* STATED EXERCISE *
Extract the entries in their exact form.

[Data entries]
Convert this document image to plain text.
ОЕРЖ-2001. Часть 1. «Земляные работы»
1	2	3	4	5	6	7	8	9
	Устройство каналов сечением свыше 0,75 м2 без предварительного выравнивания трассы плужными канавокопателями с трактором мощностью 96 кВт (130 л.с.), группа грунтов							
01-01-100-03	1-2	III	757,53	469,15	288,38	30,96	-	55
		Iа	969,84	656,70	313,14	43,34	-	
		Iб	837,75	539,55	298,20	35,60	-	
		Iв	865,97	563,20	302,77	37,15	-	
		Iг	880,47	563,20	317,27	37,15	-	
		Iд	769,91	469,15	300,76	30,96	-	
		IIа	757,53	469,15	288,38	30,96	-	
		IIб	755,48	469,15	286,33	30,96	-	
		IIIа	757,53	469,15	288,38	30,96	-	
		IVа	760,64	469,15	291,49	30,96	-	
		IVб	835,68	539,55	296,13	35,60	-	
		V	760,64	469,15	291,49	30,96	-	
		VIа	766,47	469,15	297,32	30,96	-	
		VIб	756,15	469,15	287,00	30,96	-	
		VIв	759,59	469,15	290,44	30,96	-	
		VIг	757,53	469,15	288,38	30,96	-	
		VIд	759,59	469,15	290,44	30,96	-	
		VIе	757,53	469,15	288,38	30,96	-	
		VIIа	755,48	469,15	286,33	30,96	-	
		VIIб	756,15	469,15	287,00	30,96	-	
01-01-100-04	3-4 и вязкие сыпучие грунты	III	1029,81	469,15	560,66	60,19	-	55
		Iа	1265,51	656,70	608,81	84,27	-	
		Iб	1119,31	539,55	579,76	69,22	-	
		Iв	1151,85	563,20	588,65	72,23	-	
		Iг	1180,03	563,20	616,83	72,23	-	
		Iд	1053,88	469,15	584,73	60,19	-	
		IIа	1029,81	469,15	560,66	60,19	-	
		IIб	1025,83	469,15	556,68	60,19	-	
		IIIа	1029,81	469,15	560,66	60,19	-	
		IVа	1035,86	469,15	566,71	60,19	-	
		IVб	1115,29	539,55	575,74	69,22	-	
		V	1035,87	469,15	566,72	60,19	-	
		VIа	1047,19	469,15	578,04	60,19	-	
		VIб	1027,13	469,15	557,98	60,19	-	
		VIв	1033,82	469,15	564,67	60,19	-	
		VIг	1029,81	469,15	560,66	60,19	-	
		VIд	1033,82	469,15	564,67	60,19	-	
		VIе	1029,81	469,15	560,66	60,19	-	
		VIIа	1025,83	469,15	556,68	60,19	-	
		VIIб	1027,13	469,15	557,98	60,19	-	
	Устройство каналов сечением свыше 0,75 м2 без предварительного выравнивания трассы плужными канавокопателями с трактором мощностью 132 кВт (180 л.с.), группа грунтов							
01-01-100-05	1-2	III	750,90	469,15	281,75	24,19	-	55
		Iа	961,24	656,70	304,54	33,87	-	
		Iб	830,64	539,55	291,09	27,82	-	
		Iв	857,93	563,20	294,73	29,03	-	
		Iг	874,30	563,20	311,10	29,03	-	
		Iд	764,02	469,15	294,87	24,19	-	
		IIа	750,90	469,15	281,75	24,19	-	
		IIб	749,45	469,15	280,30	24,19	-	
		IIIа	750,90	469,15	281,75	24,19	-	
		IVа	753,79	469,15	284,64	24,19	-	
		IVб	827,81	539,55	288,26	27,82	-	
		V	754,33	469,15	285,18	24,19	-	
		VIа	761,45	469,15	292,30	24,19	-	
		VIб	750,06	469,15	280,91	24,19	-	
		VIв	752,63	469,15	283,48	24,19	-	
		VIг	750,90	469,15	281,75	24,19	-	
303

* ANSWER FOR THIS EXERCISE *
Convert this document image to plain text.
ОЕРЖ-2001. Часть 1. «Земляные работы»
1	2	3	4	5	6	7	8	9
	Устройство каналов сечением свыше 0,75 м2 без предварительного выравнивания трассы плужными канавокопателями с трактором мощностью 96 кВт (130 л.с.), группа грунтов							
01-01-100-03	1-2	III	757,53	469,15	288,38	30,96	-	55
		Iа	969,84	656,70	313,14	43,34	-	
		Iб	837,75	539,55	298,20	35,60	-	
		Iв	865,97	563,20	302,77	37,15	-	
		Iг	880,47	563,20	317,27	37,15	-	
		Iд	769,91	469,15	300,76	30,96	-	
		IIа	757,53	469,15	288,38	30,96	-	
		IIб	755,48	469,15	286,33	30,96	-	
		IIIа	757,53	469,15	288,38	30,96	-	
		IVа	760,64	469,15	291,49	30,96	-	
		IVб	835,68	539,55	296,13	35,60	-	
		V	760,64	469,15	291,49	30,96	-	
		VIа	766,47	469,15	297,32	30,96	-	
		VIб	756,15	469,15	287,00	30,96	-	
		VIв	759,59	469,15	290,44	30,96	-	
		VIг	757,53	469,15	288,38	30,96	-	
		VIд	759,59	469,15	290,44	30,96	-	
		VIе	757,53	469,15	288,38	30,96	-	
		VIIа	755,48	469,15	286,33	30,96	-	
		VIIб	756,15	469,15	287,00	30,96	-	
01-01-100-04	3-4 и вязкие сыпучие грунты	III	1029,81	469,15	560,66	60,19	-	55
		Iа	1265,51	656,70	608,81	84,27	-	
		Iб	1119,31	539,55	579,76	69,22	-	
		Iв	1151,85	563,20	588,65	72,23	-	
		Iг	1180,03	563,20	616,83	72,23	-	
		Iд	1053,88	469,15	584,73	60,19	-	
		IIа	1029,81	469,15	560,66	60,19	-	
		IIб	1025,83	469,15	556,68	60,19	-	
		IIIа	1029,81	469,15	560,66	60,19	-	
		IVа	1035,86	469,15	566,71	60,19	-	
		IVб	1115,29	539,55	575,74	69,22	-	
		V	1035,87	469,15	566,72	60,19	-	
		VIа	1047,19	469,15	578,04	60,19	-	
		VIб	1027,13	469,15	557,98	60,19	-	
		VIв	1033,82	469,15	564,67	60,19	-	
		VIг	1029,81	469,15	560,66	60,19	-	
		VIд	1033,82	469,15	564,67	60,19	-	
		VIе	1029,81	469,15	560,66	60,19	-	
		VIIа	1025,83	469,15	556,68	60,19	-	
		VIIб	1027,13	469,15	557,98	60,19	-	
	Устройство каналов сечением свыше 0,75 м2 без предварительного выравнивания трассы плужными канавокопателями с трактором мощностью 132 кВт (180 л.с.), группа грунтов							
01-01-100-05	1-2	III	750,90	469,15	281,75	24,19	-	55
		Iа	961,24	656,70	304,54	33,87	-	
		Iб	830,64	539,55	291,09	27,82	-	
		Iв	857,93	563,20	294,73	29,03	-	
		Iг	874,30	563,20	311,10	29,03	-	
		Iд	764,02	469,15	294,87	24,19	-	
		IIа	750,90	469,15	281,75	24,19	-	
		IIб	749,45	469,15	280,30	24,19	-	
		IIIа	750,90	469,15	281,75	24,19	-	
		IVа	753,79	469,15	284,64	24,19	-	
		IVб	827,81	539,55	288,26	27,82	-	
		V	754,33	469,15	285,18	24,19	-	
		VIа	761,45	469,15	292,30	24,19	-	
		VIб	750,06	469,15	280,91	24,19	-	
		VIв	752,63	469,15	283,48	24,19	-	
		VIг	750,90	469,15	281,75	24,19	-	
303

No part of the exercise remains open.